→ Task details: Each entry here needs to be set down again exactly, please; pictures are left out.

··· Data shown ···

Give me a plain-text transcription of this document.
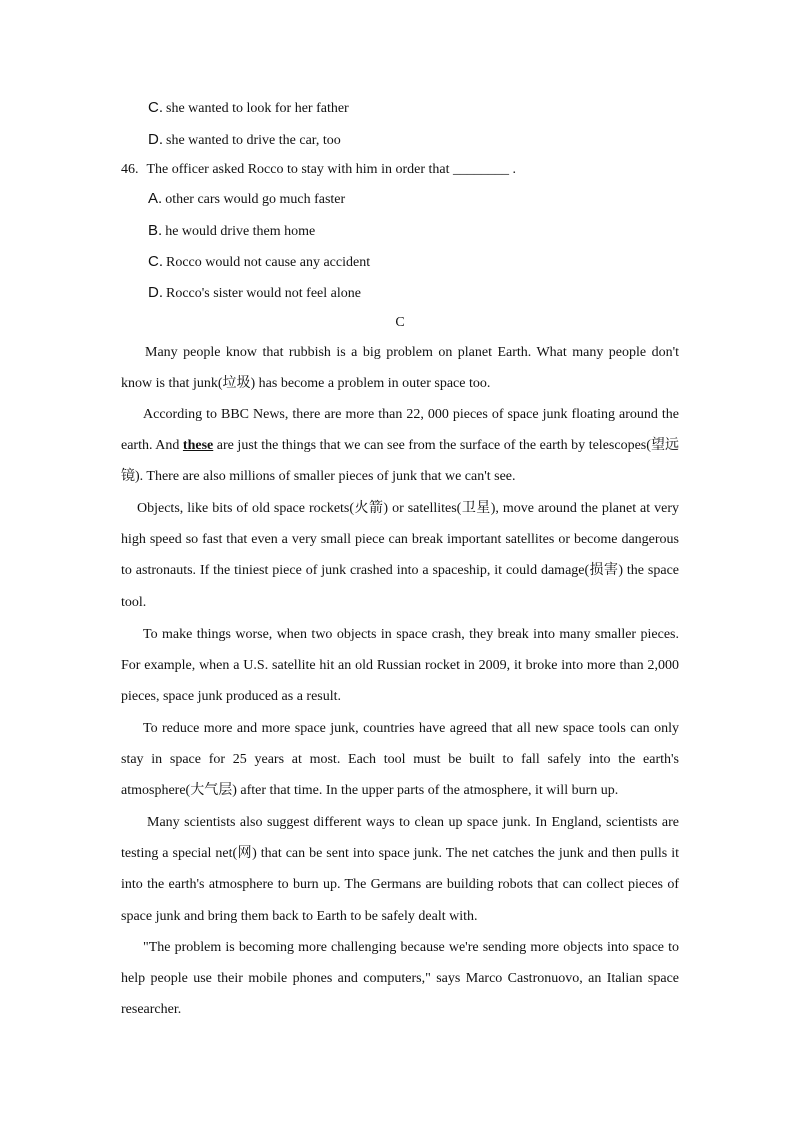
C. she wanted to look for her father
D. she wanted to drive the car, too
46. The officer asked Rocco to stay with him in order that ________ .
A. other cars would go much faster
B. he would drive them home
C. Rocco would not cause any accident
D. Rocco's sister would not feel alone
C
Many people know that rubbish is a big problem on planet Earth. What many people don't know is that junk(垃圾) has become a problem in outer space too.
According to BBC News, there are more than 22, 000 pieces of space junk floating around the earth. And these are just the things that we can see from the surface of the earth by telescopes(望远镜). There are also millions of smaller pieces of junk that we can't see.
Objects, like bits of old space rockets(火箭) or satellites(卫星), move around the planet at very high speed so fast that even a very small piece can break important satellites or become dangerous to astronauts. If the tiniest piece of junk crashed into a spaceship, it could damage(损害) the space tool.
To make things worse, when two objects in space crash, they break into many smaller pieces. For example, when a U.S. satellite hit an old Russian rocket in 2009, it broke into more than 2,000 pieces, space junk produced as a result.
To reduce more and more space junk, countries have agreed that all new space tools can only stay in space for 25 years at most. Each tool must be built to fall safely into the earth's atmosphere(大气层) after that time. In the upper parts of the atmosphere, it will burn up.
Many scientists also suggest different ways to clean up space junk. In England, scientists are testing a special net(网) that can be sent into space junk. The net catches the junk and then pulls it into the earth's atmosphere to burn up. The Germans are building robots that can collect pieces of space junk and bring them back to Earth to be safely dealt with.
"The problem is becoming more challenging because we're sending more objects into space to help people use their mobile phones and computers," says Marco Castronuovo, an Italian space researcher.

···

→ Solution to this exercise:
Give me a plain-text transcription of this document.
C. she wanted to look for her father
D. she wanted to drive the car, too
46. The officer asked Rocco to stay with him in order that ________ .
A. other cars would go much faster
B. he would drive them home
C. Rocco would not cause any accident
D. Rocco's sister would not feel alone
C
Many people know that rubbish is a big problem on planet Earth. What many people don't know is that junk(垃圾) has become a problem in outer space too.
According to BBC News, there are more than 22, 000 pieces of space junk floating around the earth. And these are just the things that we can see from the surface of the earth by telescopes(望远镜). There are also millions of smaller pieces of junk that we can't see.
Objects, like bits of old space rockets(火箭) or satellites(卫星), move around the planet at very high speed so fast that even a very small piece can break important satellites or become dangerous to astronauts. If the tiniest piece of junk crashed into a spaceship, it could damage(损害) the space tool.
To make things worse, when two objects in space crash, they break into many smaller pieces. For example, when a U.S. satellite hit an old Russian rocket in 2009, it broke into more than 2,000 pieces, space junk produced as a result.
To reduce more and more space junk, countries have agreed that all new space tools can only stay in space for 25 years at most. Each tool must be built to fall safely into the earth's atmosphere(大气层) after that time. In the upper parts of the atmosphere, it will burn up.
Many scientists also suggest different ways to clean up space junk. In England, scientists are testing a special net(网) that can be sent into space junk. The net catches the junk and then pulls it into the earth's atmosphere to burn up. The Germans are building robots that can collect pieces of space junk and bring them back to Earth to be safely dealt with.
"The problem is becoming more challenging because we're sending more objects into space to help people use their mobile phones and computers," says Marco Castronuovo, an Italian space researcher.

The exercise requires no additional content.